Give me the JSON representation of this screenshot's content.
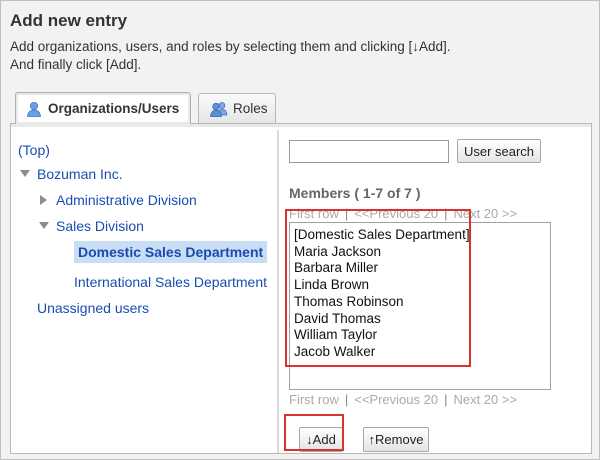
{
  "dialog": {
    "title": "Add new entry",
    "description_line1": "Add organizations, users, and roles by selecting them and clicking [↓Add].",
    "description_line2": "And finally click [Add]."
  },
  "tabs": [
    {
      "label": "Organizations/Users",
      "icon": "user-icon",
      "active": true
    },
    {
      "label": "Roles",
      "icon": "users-icon",
      "active": false
    }
  ],
  "tree": {
    "top_link": "(Top)",
    "company": "Bozuman Inc.",
    "admin_division": "Administrative Division",
    "sales_division": "Sales Division",
    "domestic_sales": "Domestic Sales Department",
    "international_sales": "International Sales Department",
    "unassigned": "Unassigned users"
  },
  "search": {
    "value": "",
    "button_label": "User search"
  },
  "members": {
    "title": "Members ( 1-7 of 7 )",
    "pager": {
      "first_row": "First row",
      "previous": "<<Previous 20",
      "next": "Next 20 >>",
      "separator": "|"
    },
    "items": [
      "[Domestic Sales Department]",
      "Maria Jackson",
      "Barbara Miller",
      "Linda Brown",
      "Thomas Robinson",
      "David Thomas",
      "William Taylor",
      "Jacob Walker"
    ]
  },
  "actions": {
    "add_label": "↓Add",
    "remove_label": "↑Remove"
  },
  "colors": {
    "link": "#1a4cb0",
    "selected_bg": "#c9ddf5",
    "highlight": "#d9342b"
  }
}
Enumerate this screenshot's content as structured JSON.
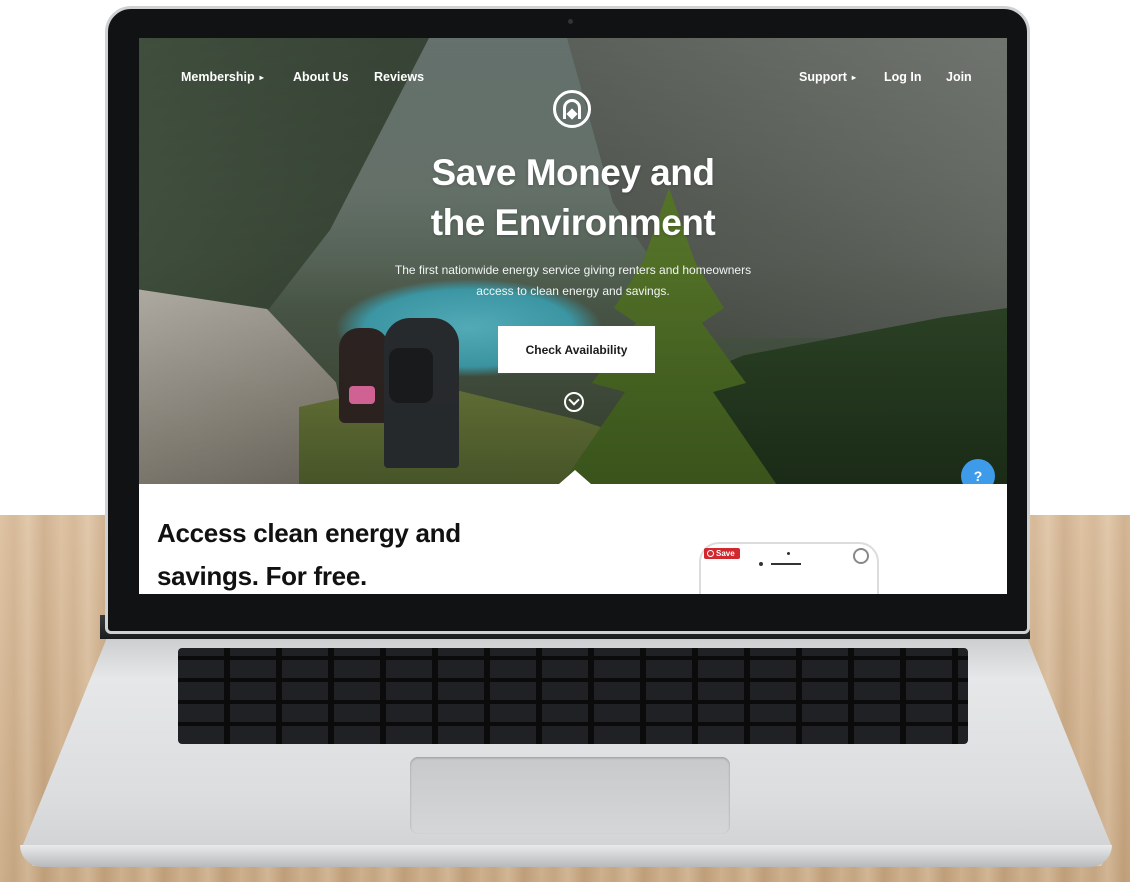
{
  "nav": {
    "membership": "Membership",
    "about": "About Us",
    "reviews": "Reviews",
    "support": "Support",
    "login": "Log In",
    "join": "Join",
    "caret": "▸"
  },
  "hero": {
    "headline_line1": "Save Money and",
    "headline_line2": "the Environment",
    "subtitle_line1": "The first nationwide energy service giving renters and homeowners",
    "subtitle_line2": "access to clean energy and savings.",
    "cta": "Check Availability"
  },
  "help": {
    "label": "?"
  },
  "section": {
    "title_line1": "Access clean energy and",
    "title_line2": "savings. For free."
  },
  "save_badge": {
    "label": "Save"
  },
  "colors": {
    "help_button": "#3d9be9",
    "save_badge": "#d0282e",
    "cta_background": "#ffffff"
  },
  "icons": [
    "logo-icon",
    "chevron-right-icon",
    "scroll-down-icon",
    "help-icon",
    "pinterest-icon"
  ]
}
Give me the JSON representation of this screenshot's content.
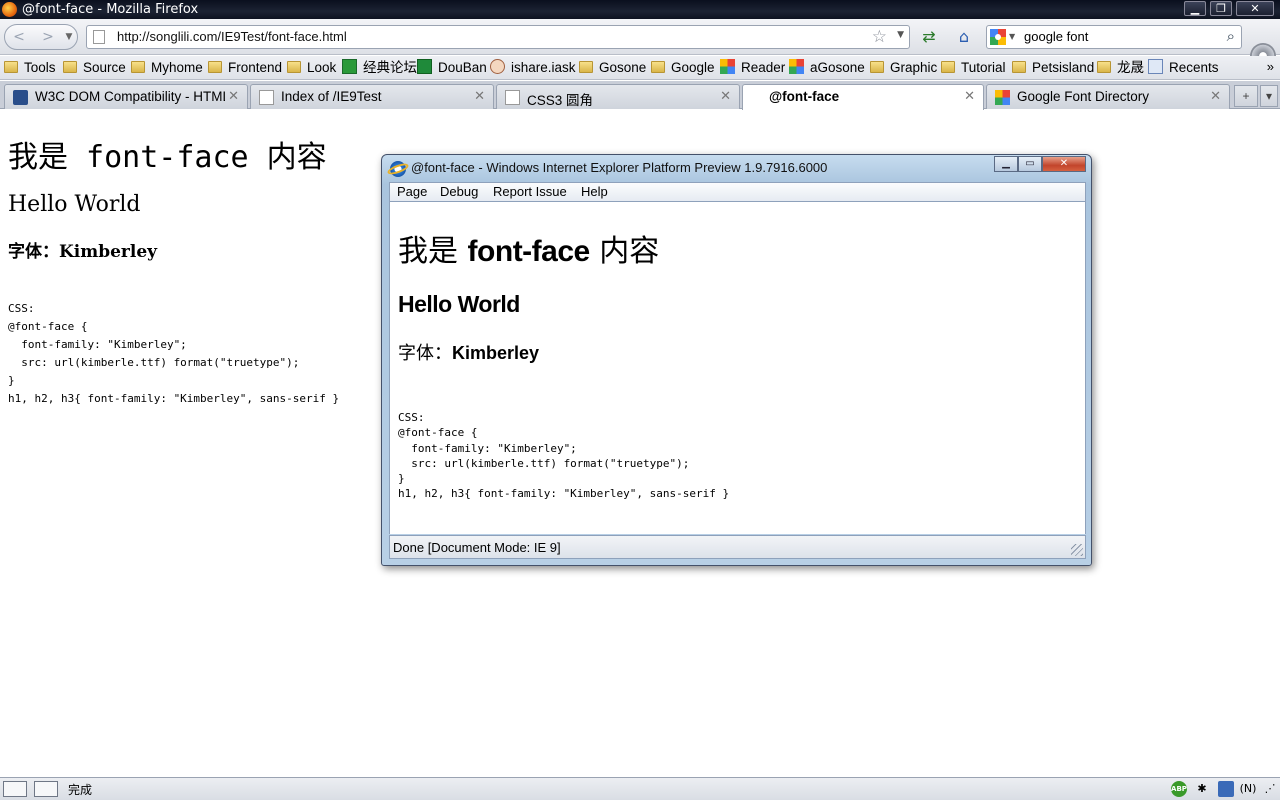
{
  "window": {
    "title": "@font-face - Mozilla Firefox"
  },
  "navbar": {
    "url": "http://songlili.com/IE9Test/font-face.html",
    "search_value": "google font"
  },
  "bookmarks": {
    "items": [
      {
        "label": "Tools",
        "icon": "folder-icon"
      },
      {
        "label": "Source",
        "icon": "folder-icon"
      },
      {
        "label": "Myhome",
        "icon": "folder-icon"
      },
      {
        "label": "Frontend",
        "icon": "folder-icon"
      },
      {
        "label": "Look",
        "icon": "folder-icon"
      },
      {
        "label": "经典论坛",
        "icon": "forum-icon"
      },
      {
        "label": "DouBan",
        "icon": "douban-icon"
      },
      {
        "label": "ishare.iask",
        "icon": "ishare-icon"
      },
      {
        "label": "Gosone",
        "icon": "folder-icon"
      },
      {
        "label": "Google",
        "icon": "folder-icon"
      },
      {
        "label": "Reader",
        "icon": "google-icon"
      },
      {
        "label": "aGosone",
        "icon": "google-icon"
      },
      {
        "label": "Graphic",
        "icon": "folder-icon"
      },
      {
        "label": "Tutorial",
        "icon": "folder-icon"
      },
      {
        "label": "Petsisland",
        "icon": "folder-icon"
      },
      {
        "label": "龙晟",
        "icon": "folder-icon"
      },
      {
        "label": "Recents",
        "icon": "recents-icon"
      }
    ],
    "more": "»"
  },
  "tabs": [
    {
      "label": "W3C DOM Compatibility - HTML",
      "active": false
    },
    {
      "label": "Index of /IE9Test",
      "active": false
    },
    {
      "label": "CSS3 圆角",
      "active": false
    },
    {
      "label": "@font-face",
      "active": true
    },
    {
      "label": "Google Font Directory",
      "active": false
    }
  ],
  "page": {
    "h1": "我是 font-face 内容",
    "h2": "Hello World",
    "h3": "字体：Kimberley",
    "code_lines": [
      "CSS:",
      "@font-face {",
      "  font-family: \"Kimberley\";",
      "  src: url(kimberle.ttf) format(\"truetype\");",
      "}",
      "h1, h2, h3{ font-family: \"Kimberley\", sans-serif }"
    ]
  },
  "ie_window": {
    "title": "@font-face - Windows Internet Explorer Platform Preview 1.9.7916.6000",
    "menu": [
      "Page",
      "Debug",
      "Report Issue",
      "Help"
    ],
    "h1_prefix": "我是 ",
    "h1_font": "font-face",
    "h1_suffix": " 内容",
    "h2": "Hello World",
    "h3_prefix": "字体：",
    "h3_font": "Kimberley",
    "status": "Done [Document Mode: IE 9]"
  },
  "statusbar": {
    "text": "完成",
    "lang_indicator": "(N)",
    "abp": "ABP"
  },
  "colors": {
    "titlebar": "#0d1220",
    "ie_frame": "#b8d0e6",
    "ie_close": "#c2452c"
  }
}
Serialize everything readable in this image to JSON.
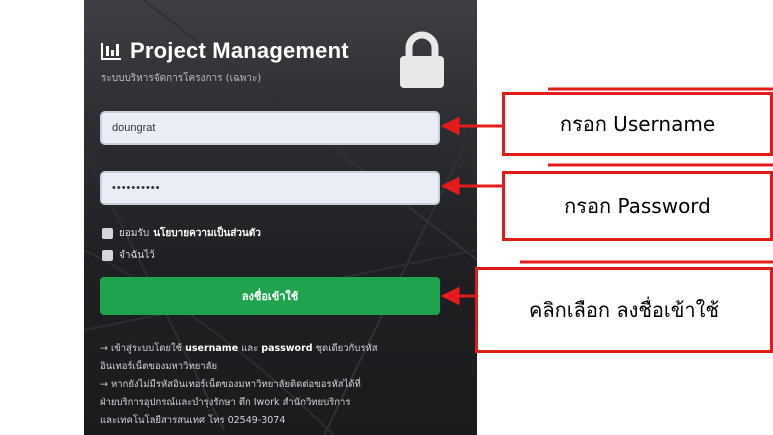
{
  "app": {
    "title": "Project Management",
    "subtitle": "ระบบบริหารจัดการโครงการ (เฉพาะ)"
  },
  "login": {
    "username_value": "doungrat",
    "password_value": "••••••••••",
    "accept_prefix": "ยอมรับ",
    "privacy_link": "นโยบายความเป็นส่วนตัว",
    "remember_label": "จำฉันไว้",
    "submit_label": "ลงชื่อเข้าใช้"
  },
  "info": {
    "line1_prefix": "→ เข้าสู่ระบบโดยใช้",
    "line1_username": "username",
    "line1_and": "และ",
    "line1_password": "password",
    "line1_suffix": "ชุดเดียวกับรหัส",
    "line2": "อินเทอร์เน็ตของมหาวิทยาลัย",
    "line3": "→ หากยังไม่มีรหัสอินเทอร์เน็ตของมหาวิทยาลัยติดต่อขอรหัสได้ที่",
    "line4": "ฝ่ายบริการอุปกรณ์และบำรุงรักษา ตึก Iwork สำนักวิทยบริการ",
    "line5": "และเทคโนโลยีสารสนเทศ โทร 02549-3074"
  },
  "callouts": {
    "username": "กรอก Username",
    "password": "กรอก Password",
    "login": "คลิกเลือก ลงชื่อเข้าใช้"
  },
  "colors": {
    "accent_red": "#e31b1b",
    "login_green": "#1fa34f",
    "panel_dark": "#2c2e31"
  },
  "icons": {
    "brand": "bar-chart-icon",
    "lock": "padlock-icon"
  }
}
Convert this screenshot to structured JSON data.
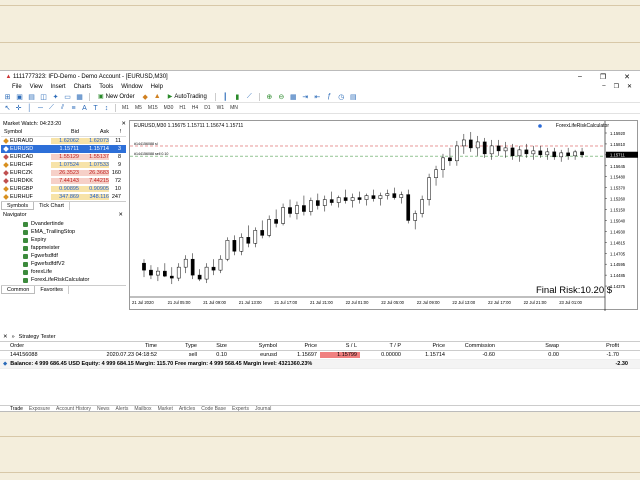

____________________

** SET PROBLEM **
Take the data above and repeat it exactly, leaving each picture out.

** RESULT OF THIS TASK **
Give me the JSON representation of this screenshot's content.
{
  "dialog": {
    "title": "Add new entry",
    "description_line1": "Add organizations, users, and roles by selecting them and clicking [↓Add].",
    "description_line2": "And finally click [Add]."
  },
  "tabs": [
    {
      "label": "Organizations/Users",
      "icon": "user-icon",
      "active": true
    },
    {
      "label": "Roles",
      "icon": "users-icon",
      "active": false
    }
  ],
  "tree": {
    "top_link": "(Top)",
    "company": "Bozuman Inc.",
    "admin_division": "Administrative Division",
    "sales_division": "Sales Division",
    "domestic_sales": "Domestic Sales Department",
    "international_sales": "International Sales Department",
    "unassigned": "Unassigned users"
  },
  "search": {
    "value": "",
    "button_label": "User search"
  },
  "members": {
    "title": "Members ( 1-7 of 7 )",
    "pager": {
      "first_row": "First row",
      "previous": "<<Previous 20",
      "next": "Next 20 >>",
      "separator": "|"
    },
    "items": [
      "[Domestic Sales Department]",
      "Maria Jackson",
      "Barbara Miller",
      "Linda Brown",
      "Thomas Robinson",
      "David Thomas",
      "William Taylor",
      "Jacob Walker"
    ]
  },
  "actions": {
    "add_label": "↓Add",
    "remove_label": "↑Remove"
  },
  "colors": {
    "link": "#1a4cb0",
    "selected_bg": "#c9ddf5",
    "highlight": "#d9342b"
  }
}
Enumerate this screenshot's content as structured JSON.
{
  "nav": {
    "membership": "Membership",
    "about": "About Us",
    "reviews": "Reviews",
    "support": "Support",
    "login": "Log In",
    "join": "Join",
    "caret": "▸"
  },
  "hero": {
    "headline_line1": "Save Money and",
    "headline_line2": "the Environment",
    "subtitle_line1": "The first nationwide energy service giving renters and homeowners",
    "subtitle_line2": "access to clean energy and savings.",
    "cta": "Check Availability"
  },
  "help": {
    "label": "?"
  },
  "section": {
    "title_line1": "Access clean energy and",
    "title_line2": "savings. For free."
  },
  "save_badge": {
    "label": "Save"
  },
  "colors": {
    "help_button": "#3d9be9",
    "save_badge": "#d0282e",
    "cta_background": "#ffffff"
  },
  "icons": [
    "logo-icon",
    "chevron-right-icon",
    "scroll-down-icon",
    "help-icon",
    "pinterest-icon"
  ]
}
Give me the JSON representation of this screenshot's content.
{
  "window": {
    "title": "@font-face - Mozilla Firefox"
  },
  "navbar": {
    "url": "http://songlili.com/IE9Test/font-face.html",
    "search_value": "google font"
  },
  "bookmarks": {
    "items": [
      {
        "label": "Tools",
        "icon": "folder-icon"
      },
      {
        "label": "Source",
        "icon": "folder-icon"
      },
      {
        "label": "Myhome",
        "icon": "folder-icon"
      },
      {
        "label": "Frontend",
        "icon": "folder-icon"
      },
      {
        "label": "Look",
        "icon": "folder-icon"
      },
      {
        "label": "经典论坛",
        "icon": "forum-icon"
      },
      {
        "label": "DouBan",
        "icon": "douban-icon"
      },
      {
        "label": "ishare.iask",
        "icon": "ishare-icon"
      },
      {
        "label": "Gosone",
        "icon": "folder-icon"
      },
      {
        "label": "Google",
        "icon": "folder-icon"
      },
      {
        "label": "Reader",
        "icon": "google-icon"
      },
      {
        "label": "aGosone",
        "icon": "google-icon"
      },
      {
        "label": "Graphic",
        "icon": "folder-icon"
      },
      {
        "label": "Tutorial",
        "icon": "folder-icon"
      },
      {
        "label": "Petsisland",
        "icon": "folder-icon"
      },
      {
        "label": "龙晟",
        "icon": "folder-icon"
      },
      {
        "label": "Recents",
        "icon": "recents-icon"
      }
    ],
    "more": "»"
  },
  "tabs": [
    {
      "label": "W3C DOM Compatibility - HTML",
      "active": false
    },
    {
      "label": "Index of /IE9Test",
      "active": false
    },
    {
      "label": "CSS3 圆角",
      "active": false
    },
    {
      "label": "@font-face",
      "active": true
    },
    {
      "label": "Google Font Directory",
      "active": false
    }
  ],
  "page": {
    "h1": "我是 font-face 内容",
    "h2": "Hello World",
    "h3": "字体：Kimberley",
    "code_lines": [
      "CSS:",
      "@font-face {",
      "  font-family: \"Kimberley\";",
      "  src: url(kimberle.ttf) format(\"truetype\");",
      "}",
      "h1, h2, h3{ font-family: \"Kimberley\", sans-serif }"
    ]
  },
  "ie_window": {
    "title": "@font-face - Windows Internet Explorer Platform Preview 1.9.7916.6000",
    "menu": [
      "Page",
      "Debug",
      "Report Issue",
      "Help"
    ],
    "h1_prefix": "我是 ",
    "h1_font": "font-face",
    "h1_suffix": " 内容",
    "h2": "Hello World",
    "h3_prefix": "字体：",
    "h3_font": "Kimberley",
    "status": "Done [Document Mode: IE 9]"
  },
  "statusbar": {
    "text": "完成",
    "lang_indicator": "(N)",
    "abp": "ABP"
  },
  "colors": {
    "titlebar": "#0d1220",
    "ie_frame": "#b8d0e6",
    "ie_close": "#c2452c"
  }
}
Serialize everything readable in this image to JSON.
{
  "app": {
    "title": "Project Management",
    "subtitle": "ระบบบริหารจัดการโครงการ (เฉพาะ)"
  },
  "login": {
    "username_value": "doungrat",
    "password_value": "••••••••••",
    "accept_prefix": "ยอมรับ",
    "privacy_link": "นโยบายความเป็นส่วนตัว",
    "remember_label": "จำฉันไว้",
    "submit_label": "ลงชื่อเข้าใช้"
  },
  "info": {
    "line1_prefix": "→ เข้าสู่ระบบโดยใช้",
    "line1_username": "username",
    "line1_and": "และ",
    "line1_password": "password",
    "line1_suffix": "ชุดเดียวกับรหัส",
    "line2": "อินเทอร์เน็ตของมหาวิทยาลัย",
    "line3": "→ หากยังไม่มีรหัสอินเทอร์เน็ตของมหาวิทยาลัยติดต่อขอรหัสได้ที่",
    "line4": "ฝ่ายบริการอุปกรณ์และบำรุงรักษา ตึก Iwork สำนักวิทยบริการ",
    "line5": "และเทคโนโลยีสารสนเทศ โทร 02549-3074"
  },
  "callouts": {
    "username": "กรอก Username",
    "password": "กรอก Password",
    "login": "คลิกเลือก ลงชื่อเข้าใช้"
  },
  "colors": {
    "accent_red": "#e31b1b",
    "login_green": "#1fa34f",
    "panel_dark": "#2c2e31"
  },
  "icons": {
    "brand": "bar-chart-icon",
    "lock": "padlock-icon"
  }
}
Convert this screenshot to structured JSON data.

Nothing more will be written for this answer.